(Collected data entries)
---+---

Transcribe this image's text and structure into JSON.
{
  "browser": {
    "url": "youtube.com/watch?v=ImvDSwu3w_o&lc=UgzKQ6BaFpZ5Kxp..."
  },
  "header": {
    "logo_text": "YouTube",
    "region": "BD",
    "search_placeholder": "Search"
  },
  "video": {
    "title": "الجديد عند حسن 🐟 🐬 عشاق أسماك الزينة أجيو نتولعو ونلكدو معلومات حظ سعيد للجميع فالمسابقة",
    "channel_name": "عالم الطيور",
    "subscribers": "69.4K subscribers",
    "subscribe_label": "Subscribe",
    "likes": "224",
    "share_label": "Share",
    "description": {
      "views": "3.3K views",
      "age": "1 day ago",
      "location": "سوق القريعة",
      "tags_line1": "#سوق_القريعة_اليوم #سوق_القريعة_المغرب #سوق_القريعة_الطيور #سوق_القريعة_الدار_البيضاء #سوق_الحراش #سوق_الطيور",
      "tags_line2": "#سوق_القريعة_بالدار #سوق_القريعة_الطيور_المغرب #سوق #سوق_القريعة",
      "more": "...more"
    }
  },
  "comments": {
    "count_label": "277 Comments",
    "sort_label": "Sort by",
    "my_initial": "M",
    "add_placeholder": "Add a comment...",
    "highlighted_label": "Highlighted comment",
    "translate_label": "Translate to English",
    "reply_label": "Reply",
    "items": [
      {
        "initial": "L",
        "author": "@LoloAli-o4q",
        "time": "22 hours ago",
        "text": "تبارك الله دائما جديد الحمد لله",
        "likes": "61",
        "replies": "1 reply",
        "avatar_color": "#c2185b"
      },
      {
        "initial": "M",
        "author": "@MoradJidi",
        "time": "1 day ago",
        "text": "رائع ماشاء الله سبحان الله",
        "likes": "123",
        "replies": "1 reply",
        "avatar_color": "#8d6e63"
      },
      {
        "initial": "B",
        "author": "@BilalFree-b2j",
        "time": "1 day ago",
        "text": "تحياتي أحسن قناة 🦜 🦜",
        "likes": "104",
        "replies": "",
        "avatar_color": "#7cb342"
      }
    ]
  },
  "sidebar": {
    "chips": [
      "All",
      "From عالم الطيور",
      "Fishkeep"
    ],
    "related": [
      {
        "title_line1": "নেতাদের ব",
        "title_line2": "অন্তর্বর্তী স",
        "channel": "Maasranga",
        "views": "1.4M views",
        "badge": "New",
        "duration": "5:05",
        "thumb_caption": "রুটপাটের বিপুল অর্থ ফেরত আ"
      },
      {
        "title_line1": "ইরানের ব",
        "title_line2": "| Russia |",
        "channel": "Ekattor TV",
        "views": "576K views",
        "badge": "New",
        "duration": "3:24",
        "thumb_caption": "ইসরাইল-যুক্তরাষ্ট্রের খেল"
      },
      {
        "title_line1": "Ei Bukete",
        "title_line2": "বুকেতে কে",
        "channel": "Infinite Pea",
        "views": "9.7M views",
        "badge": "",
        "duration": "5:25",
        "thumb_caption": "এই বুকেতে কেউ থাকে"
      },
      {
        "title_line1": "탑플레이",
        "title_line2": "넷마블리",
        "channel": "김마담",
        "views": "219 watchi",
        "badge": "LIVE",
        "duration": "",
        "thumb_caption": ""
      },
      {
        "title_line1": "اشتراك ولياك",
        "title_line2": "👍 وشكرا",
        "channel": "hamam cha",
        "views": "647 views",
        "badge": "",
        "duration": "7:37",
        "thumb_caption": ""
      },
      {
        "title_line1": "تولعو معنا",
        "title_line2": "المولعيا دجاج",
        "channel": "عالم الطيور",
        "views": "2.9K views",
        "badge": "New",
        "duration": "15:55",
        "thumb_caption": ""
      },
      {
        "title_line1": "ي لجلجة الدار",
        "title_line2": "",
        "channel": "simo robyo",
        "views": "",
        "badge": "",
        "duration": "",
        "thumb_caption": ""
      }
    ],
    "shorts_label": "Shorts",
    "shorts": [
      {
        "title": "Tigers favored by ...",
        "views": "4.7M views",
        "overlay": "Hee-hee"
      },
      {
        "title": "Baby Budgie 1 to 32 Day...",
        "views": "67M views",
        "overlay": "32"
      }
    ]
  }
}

---+---

Each entry above is to be quoted exactly.

Transcribe this image's text and structure into JSON.
{
  "browser": {
    "url": "youtube.com/watch?v=ImvDSwu3w_o&lc=UgzKQ6BaFpZ5Kxp..."
  },
  "header": {
    "logo_text": "YouTube",
    "region": "BD",
    "search_placeholder": "Search"
  },
  "video": {
    "title": "الجديد عند حسن 🐟 🐬 عشاق أسماك الزينة أجيو نتولعو ونلكدو معلومات حظ سعيد للجميع فالمسابقة",
    "channel_name": "عالم الطيور",
    "subscribers": "69.4K subscribers",
    "subscribe_label": "Subscribe",
    "likes": "224",
    "share_label": "Share",
    "description": {
      "views": "3.3K views",
      "age": "1 day ago",
      "location": "سوق القريعة",
      "tags_line1": "#سوق_القريعة_اليوم #سوق_القريعة_المغرب #سوق_القريعة_الطيور #سوق_القريعة_الدار_البيضاء #سوق_الحراش #سوق_الطيور",
      "tags_line2": "#سوق_القريعة_بالدار #سوق_القريعة_الطيور_المغرب #سوق #سوق_القريعة",
      "more": "...more"
    }
  },
  "comments": {
    "count_label": "277 Comments",
    "sort_label": "Sort by",
    "my_initial": "M",
    "add_placeholder": "Add a comment...",
    "highlighted_label": "Highlighted comment",
    "translate_label": "Translate to English",
    "reply_label": "Reply",
    "items": [
      {
        "initial": "L",
        "author": "@LoloAli-o4q",
        "time": "22 hours ago",
        "text": "تبارك الله دائما جديد الحمد لله",
        "likes": "61",
        "replies": "1 reply",
        "avatar_color": "#c2185b"
      },
      {
        "initial": "M",
        "author": "@MoradJidi",
        "time": "1 day ago",
        "text": "رائع ماشاء الله سبحان الله",
        "likes": "123",
        "replies": "1 reply",
        "avatar_color": "#8d6e63"
      },
      {
        "initial": "B",
        "author": "@BilalFree-b2j",
        "time": "1 day ago",
        "text": "تحياتي أحسن قناة 🦜 🦜",
        "likes": "104",
        "replies": "",
        "avatar_color": "#7cb342"
      }
    ]
  },
  "sidebar": {
    "chips": [
      "All",
      "From عالم الطيور",
      "Fishkeep"
    ],
    "related": [
      {
        "title_line1": "নেতাদের ব",
        "title_line2": "অন্তর্বর্তী স",
        "channel": "Maasranga",
        "views": "1.4M views",
        "badge": "New",
        "duration": "5:05",
        "thumb_caption": "রুটপাটের বিপুল অর্থ ফেরত আ"
      },
      {
        "title_line1": "ইরানের ব",
        "title_line2": "| Russia |",
        "channel": "Ekattor TV",
        "views": "576K views",
        "badge": "New",
        "duration": "3:24",
        "thumb_caption": "ইসরাইল-যুক্তরাষ্ট্রের খেল"
      },
      {
        "title_line1": "Ei Bukete",
        "title_line2": "বুকেতে কে",
        "channel": "Infinite Pea",
        "views": "9.7M views",
        "badge": "",
        "duration": "5:25",
        "thumb_caption": "এই বুকেতে কেউ থাকে"
      },
      {
        "title_line1": "탑플레이",
        "title_line2": "넷마블리",
        "channel": "김마담",
        "views": "219 watchi",
        "badge": "LIVE",
        "duration": "",
        "thumb_caption": ""
      },
      {
        "title_line1": "اشتراك ولياك",
        "title_line2": "👍 وشكرا",
        "channel": "hamam cha",
        "views": "647 views",
        "badge": "",
        "duration": "7:37",
        "thumb_caption": ""
      },
      {
        "title_line1": "تولعو معنا",
        "title_line2": "المولعيا دجاج",
        "channel": "عالم الطيور",
        "views": "2.9K views",
        "badge": "New",
        "duration": "15:55",
        "thumb_caption": ""
      },
      {
        "title_line1": "ي لجلجة الدار",
        "title_line2": "",
        "channel": "simo robyo",
        "views": "",
        "badge": "",
        "duration": "",
        "thumb_caption": ""
      }
    ],
    "shorts_label": "Shorts",
    "shorts": [
      {
        "title": "Tigers favored by ...",
        "views": "4.7M views",
        "overlay": "Hee-hee"
      },
      {
        "title": "Baby Budgie 1 to 32 Day...",
        "views": "67M views",
        "overlay": "32"
      }
    ]
  }
}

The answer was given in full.